Request => Reproduce every entry below precisely. Pictures are excluded from the copy.

┌────────

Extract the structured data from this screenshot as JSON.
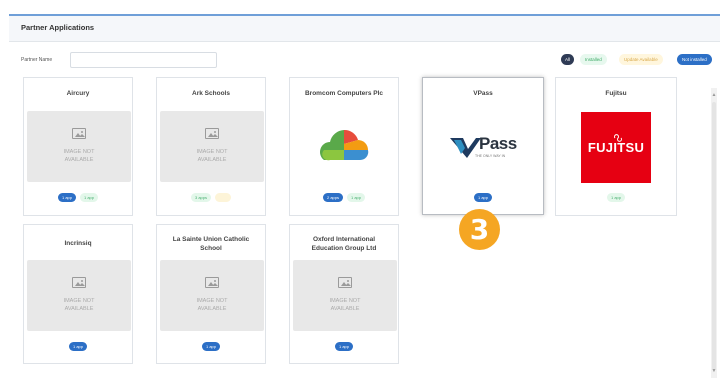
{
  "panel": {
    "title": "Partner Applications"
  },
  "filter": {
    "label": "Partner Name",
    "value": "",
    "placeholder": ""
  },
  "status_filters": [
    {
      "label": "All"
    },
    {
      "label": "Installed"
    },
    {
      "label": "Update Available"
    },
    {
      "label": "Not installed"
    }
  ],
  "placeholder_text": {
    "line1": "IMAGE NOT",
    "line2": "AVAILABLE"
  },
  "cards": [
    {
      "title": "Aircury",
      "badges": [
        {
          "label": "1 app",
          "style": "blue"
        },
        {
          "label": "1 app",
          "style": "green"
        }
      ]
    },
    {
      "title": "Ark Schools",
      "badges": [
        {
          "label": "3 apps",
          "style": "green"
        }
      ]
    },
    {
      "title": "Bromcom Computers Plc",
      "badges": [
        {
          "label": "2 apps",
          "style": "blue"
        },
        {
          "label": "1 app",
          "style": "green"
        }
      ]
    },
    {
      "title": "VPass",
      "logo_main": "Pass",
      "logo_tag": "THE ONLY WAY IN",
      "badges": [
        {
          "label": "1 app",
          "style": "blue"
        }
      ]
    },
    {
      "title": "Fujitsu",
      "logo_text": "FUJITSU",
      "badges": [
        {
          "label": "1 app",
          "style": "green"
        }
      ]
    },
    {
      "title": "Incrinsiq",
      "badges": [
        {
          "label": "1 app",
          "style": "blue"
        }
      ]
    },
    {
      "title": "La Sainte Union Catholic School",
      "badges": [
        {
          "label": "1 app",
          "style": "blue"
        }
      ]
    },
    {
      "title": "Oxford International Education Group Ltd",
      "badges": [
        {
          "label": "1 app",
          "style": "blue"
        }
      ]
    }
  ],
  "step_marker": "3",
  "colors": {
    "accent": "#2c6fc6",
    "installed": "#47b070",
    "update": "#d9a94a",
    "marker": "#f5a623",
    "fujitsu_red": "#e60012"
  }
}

└────────

Output for this task =>
Extract the structured data from this screenshot as JSON.
{
  "panel": {
    "title": "Partner Applications"
  },
  "filter": {
    "label": "Partner Name",
    "value": "",
    "placeholder": ""
  },
  "status_filters": [
    {
      "label": "All"
    },
    {
      "label": "Installed"
    },
    {
      "label": "Update Available"
    },
    {
      "label": "Not installed"
    }
  ],
  "placeholder_text": {
    "line1": "IMAGE NOT",
    "line2": "AVAILABLE"
  },
  "cards": [
    {
      "title": "Aircury",
      "badges": [
        {
          "label": "1 app",
          "style": "blue"
        },
        {
          "label": "1 app",
          "style": "green"
        }
      ]
    },
    {
      "title": "Ark Schools",
      "badges": [
        {
          "label": "3 apps",
          "style": "green"
        }
      ]
    },
    {
      "title": "Bromcom Computers Plc",
      "badges": [
        {
          "label": "2 apps",
          "style": "blue"
        },
        {
          "label": "1 app",
          "style": "green"
        }
      ]
    },
    {
      "title": "VPass",
      "logo_main": "Pass",
      "logo_tag": "THE ONLY WAY IN",
      "badges": [
        {
          "label": "1 app",
          "style": "blue"
        }
      ]
    },
    {
      "title": "Fujitsu",
      "logo_text": "FUJITSU",
      "badges": [
        {
          "label": "1 app",
          "style": "green"
        }
      ]
    },
    {
      "title": "Incrinsiq",
      "badges": [
        {
          "label": "1 app",
          "style": "blue"
        }
      ]
    },
    {
      "title": "La Sainte Union Catholic School",
      "badges": [
        {
          "label": "1 app",
          "style": "blue"
        }
      ]
    },
    {
      "title": "Oxford International Education Group Ltd",
      "badges": [
        {
          "label": "1 app",
          "style": "blue"
        }
      ]
    }
  ],
  "step_marker": "3",
  "colors": {
    "accent": "#2c6fc6",
    "installed": "#47b070",
    "update": "#d9a94a",
    "marker": "#f5a623",
    "fujitsu_red": "#e60012"
  }
}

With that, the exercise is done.